— begin PROVIDED RECORDS —
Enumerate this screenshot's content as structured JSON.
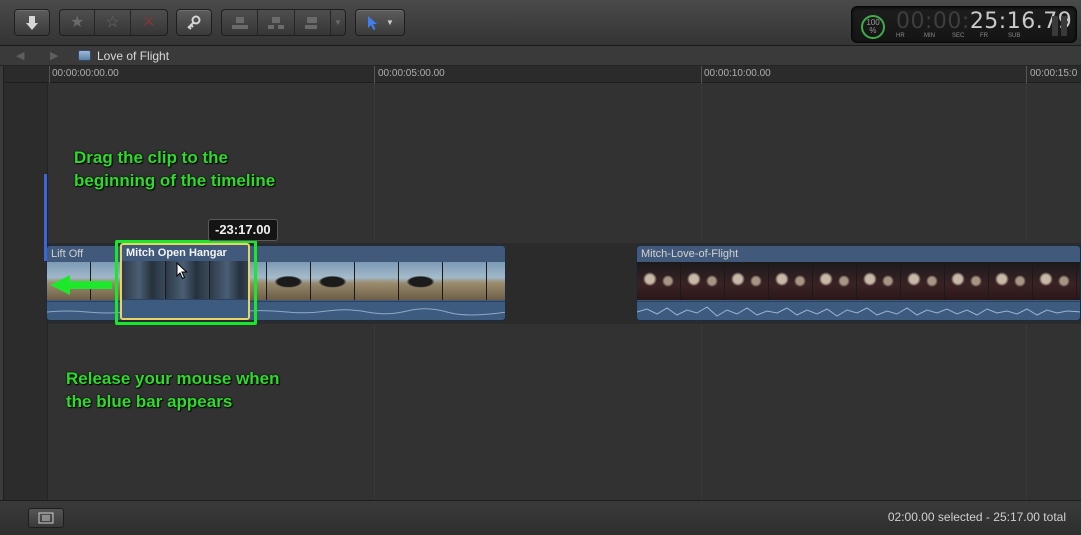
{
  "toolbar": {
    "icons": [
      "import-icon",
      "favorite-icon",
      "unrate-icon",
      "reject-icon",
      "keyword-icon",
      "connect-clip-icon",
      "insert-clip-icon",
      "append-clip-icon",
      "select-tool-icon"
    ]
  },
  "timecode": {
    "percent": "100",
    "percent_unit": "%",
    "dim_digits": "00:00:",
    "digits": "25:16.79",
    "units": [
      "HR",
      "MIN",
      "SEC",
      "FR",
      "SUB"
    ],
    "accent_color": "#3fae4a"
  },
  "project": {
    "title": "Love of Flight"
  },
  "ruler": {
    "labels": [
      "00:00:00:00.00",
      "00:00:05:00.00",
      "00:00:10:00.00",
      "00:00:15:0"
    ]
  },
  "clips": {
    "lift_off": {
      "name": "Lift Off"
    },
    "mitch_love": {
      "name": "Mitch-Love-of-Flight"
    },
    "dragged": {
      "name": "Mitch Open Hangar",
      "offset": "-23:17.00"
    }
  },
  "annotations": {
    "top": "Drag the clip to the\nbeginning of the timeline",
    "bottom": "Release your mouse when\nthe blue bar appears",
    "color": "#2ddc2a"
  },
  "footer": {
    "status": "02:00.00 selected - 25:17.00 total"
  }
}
— end PROVIDED RECORDS —
TASK INSTRUCTIONS: Reproduce each record from above exactly; pictures do not belong in the copy.

WRITTEN ANSWER:
Enumerate this screenshot's content as structured JSON.
{
  "toolbar": {
    "icons": [
      "import-icon",
      "favorite-icon",
      "unrate-icon",
      "reject-icon",
      "keyword-icon",
      "connect-clip-icon",
      "insert-clip-icon",
      "append-clip-icon",
      "select-tool-icon"
    ]
  },
  "timecode": {
    "percent": "100",
    "percent_unit": "%",
    "dim_digits": "00:00:",
    "digits": "25:16.79",
    "units": [
      "HR",
      "MIN",
      "SEC",
      "FR",
      "SUB"
    ],
    "accent_color": "#3fae4a"
  },
  "project": {
    "title": "Love of Flight"
  },
  "ruler": {
    "labels": [
      "00:00:00:00.00",
      "00:00:05:00.00",
      "00:00:10:00.00",
      "00:00:15:0"
    ]
  },
  "clips": {
    "lift_off": {
      "name": "Lift Off"
    },
    "mitch_love": {
      "name": "Mitch-Love-of-Flight"
    },
    "dragged": {
      "name": "Mitch Open Hangar",
      "offset": "-23:17.00"
    }
  },
  "annotations": {
    "top": "Drag the clip to the\nbeginning of the timeline",
    "bottom": "Release your mouse when\nthe blue bar appears",
    "color": "#2ddc2a"
  },
  "footer": {
    "status": "02:00.00 selected - 25:17.00 total"
  }
}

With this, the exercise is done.